Return all entries word for word, but drop any images.

Data provided>
________________
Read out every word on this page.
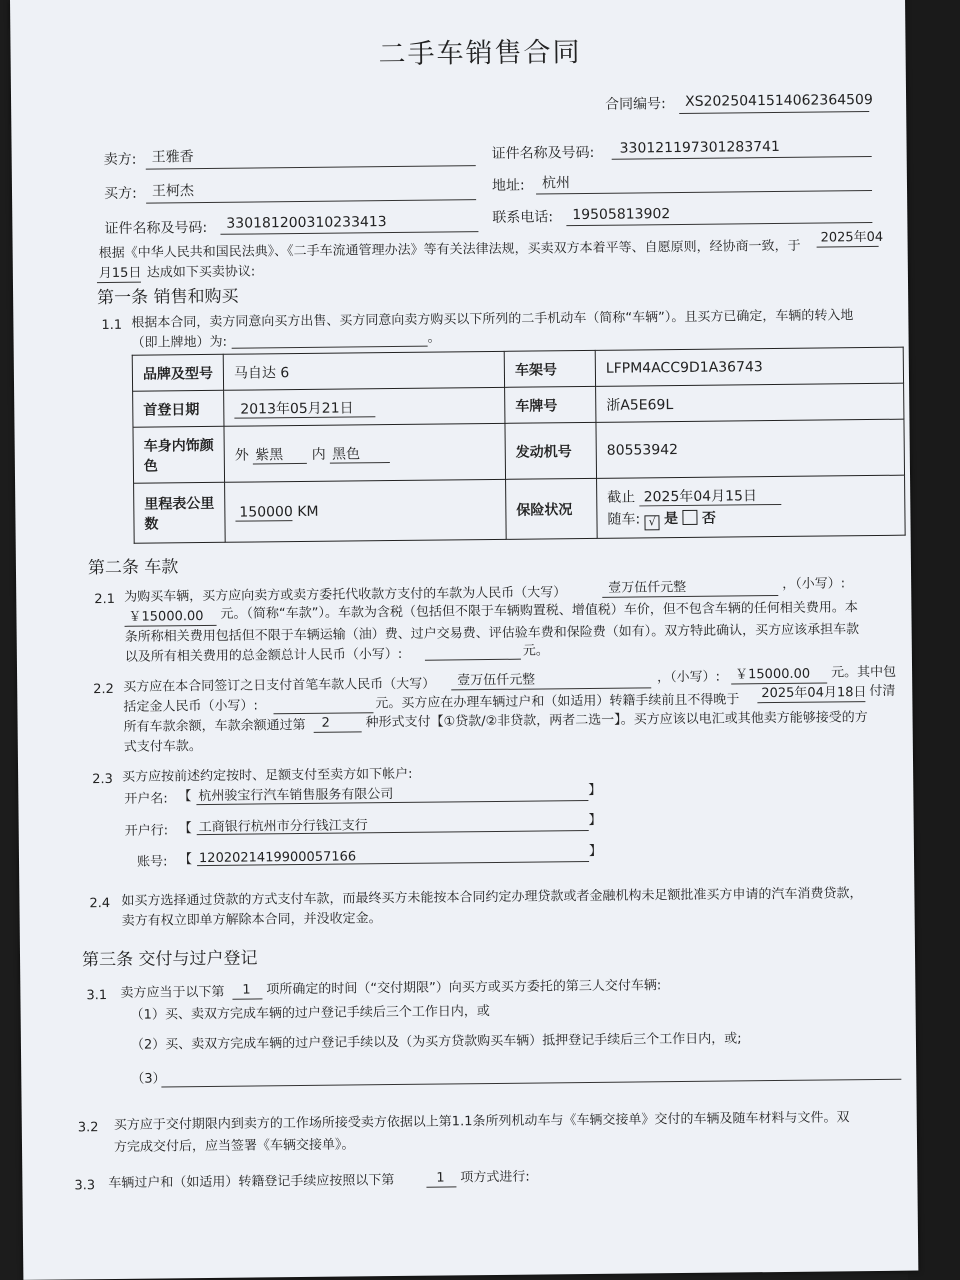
二手车销售合同
合同编号: XS2025041514062364509
卖方: 王雅香	证件名称及号码: 330121197301283741
买方: 王柯杰	地址: 杭州
证件名称及号码: 330181200310233413	联系电话: 19505813902
根据《中华人民共和国民法典》、《二手车流通管理办法》等有关法律法规，买卖双方本着平等、自愿原则，经协商一致，于
2025年04
月15日 达成如下买卖协议:
第一条 销售和购买
1.1 根据本合同，卖方同意向买方出售、买方同意向卖方购买以下所列的二手机动车（简称“车辆”）。且买方已确定，车辆的转入地
（即上牌地）为:	。
品牌及型号	马自达 6	车架号	LFPM4ACC9D1A36743
首登日期	2013年05月21日	车牌号	浙A5E69L
车身内饰颜色	外 紫黑 内 黑色	发动机号	80553942
里程表公里数	150000 KM	保险状况	截止 2025年04月15日
随车: √ 是 否
第二条 车款
2.1 为购买车辆，买方应向卖方或卖方委托代收款方支付的车款为人民币（大写）	壹万伍仟元整	，（小写）:
￥15000.00 元。（简称“车款”）。车款为含税（包括但不限于车辆购置税、增值税）车价，但不包含车辆的任何相关费用。本
条所称相关费用包括但不限于车辆运输（油）费、过户交易费、评估验车费和保险费（如有）。双方特此确认，买方应该承担车款
以及所有相关费用的总金额总计人民币（小写）:	元。
2.2 买方应在本合同签订之日支付首笔车款人民币（大写） 壹万伍仟元整	，（小写）: ￥15000.00 元。其中包
括定金人民币（小写）:	元。买方应在办理车辆过户和（如适用）转籍手续前且不得晚于 2025年04月18日 付清
所有车款余额，车款余额通过第 2	种形式支付【①贷款/②非贷款，两者二选一】。买方应该以电汇或其他卖方能够接受的方
式支付车款。
2.3 买方应按前述约定按时、足额支付至卖方如下帐户:
开户名: 【 杭州骏宝行汽车销售服务有限公司	】
开户行: 【 工商银行杭州市分行钱江支行	】
账号: 【 1202021419900057166	】
2.4 如买方选择通过贷款的方式支付车款，而最终买方未能按本合同约定办理贷款或者金融机构未足额批准买方申请的汽车消费贷款，
卖方有权立即单方解除本合同，并没收定金。
第三条 交付与过户登记
3.1 卖方应当于以下第 1 项所确定的时间（“交付期限”）向买方或买方委托的第三人交付车辆:
（1）买、卖双方完成车辆的过户登记手续后三个工作日内，或
（2）买、卖双方完成车辆的过户登记手续以及（为买方贷款购买车辆）抵押登记手续后三个工作日内，或;
（3）
3.2 买方应于交付期限内到卖方的工作场所接受卖方依据以上第1.1条所列机动车与《车辆交接单》交付的车辆及随车材料与文件。双
方完成交付后，应当签署《车辆交接单》。
3.3 车辆过户和（如适用）转籍登记手续应按照以下第	1 项方式进行:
________________
Correct answer>
Read out every word on this page.
二手车销售合同
合同编号: XS2025041514062364509
卖方: 王雅香	证件名称及号码: 330121197301283741
买方: 王柯杰	地址: 杭州
证件名称及号码: 330181200310233413	联系电话: 19505813902
根据《中华人民共和国民法典》、《二手车流通管理办法》等有关法律法规，买卖双方本着平等、自愿原则，经协商一致，于
2025年04
月15日 达成如下买卖协议:
第一条 销售和购买
1.1 根据本合同，卖方同意向买方出售、买方同意向卖方购买以下所列的二手机动车（简称“车辆”）。且买方已确定，车辆的转入地
（即上牌地）为:	。
品牌及型号	马自达 6	车架号	LFPM4ACC9D1A36743
首登日期	2013年05月21日	车牌号	浙A5E69L
车身内饰颜色	外 紫黑 内 黑色	发动机号	80553942
里程表公里数	150000 KM	保险状况	截止 2025年04月15日
随车: √ 是 否
第二条 车款
2.1 为购买车辆，买方应向卖方或卖方委托代收款方支付的车款为人民币（大写）	壹万伍仟元整	，（小写）:
￥15000.00 元。（简称“车款”）。车款为含税（包括但不限于车辆购置税、增值税）车价，但不包含车辆的任何相关费用。本
条所称相关费用包括但不限于车辆运输（油）费、过户交易费、评估验车费和保险费（如有）。双方特此确认，买方应该承担车款
以及所有相关费用的总金额总计人民币（小写）:	元。
2.2 买方应在本合同签订之日支付首笔车款人民币（大写） 壹万伍仟元整	，（小写）: ￥15000.00 元。其中包
括定金人民币（小写）:	元。买方应在办理车辆过户和（如适用）转籍手续前且不得晚于 2025年04月18日 付清
所有车款余额，车款余额通过第 2	种形式支付【①贷款/②非贷款，两者二选一】。买方应该以电汇或其他卖方能够接受的方
式支付车款。
2.3 买方应按前述约定按时、足额支付至卖方如下帐户:
开户名: 【 杭州骏宝行汽车销售服务有限公司	】
开户行: 【 工商银行杭州市分行钱江支行	】
账号: 【 1202021419900057166	】
2.4 如买方选择通过贷款的方式支付车款，而最终买方未能按本合同约定办理贷款或者金融机构未足额批准买方申请的汽车消费贷款，
卖方有权立即单方解除本合同，并没收定金。
第三条 交付与过户登记
3.1 卖方应当于以下第 1 项所确定的时间（“交付期限”）向买方或买方委托的第三人交付车辆:
（1）买、卖双方完成车辆的过户登记手续后三个工作日内，或
（2）买、卖双方完成车辆的过户登记手续以及（为买方贷款购买车辆）抵押登记手续后三个工作日内，或;
（3）
3.2 买方应于交付期限内到卖方的工作场所接受卖方依据以上第1.1条所列机动车与《车辆交接单》交付的车辆及随车材料与文件。双
方完成交付后，应当签署《车辆交接单》。
3.3 车辆过户和（如适用）转籍登记手续应按照以下第	1 项方式进行:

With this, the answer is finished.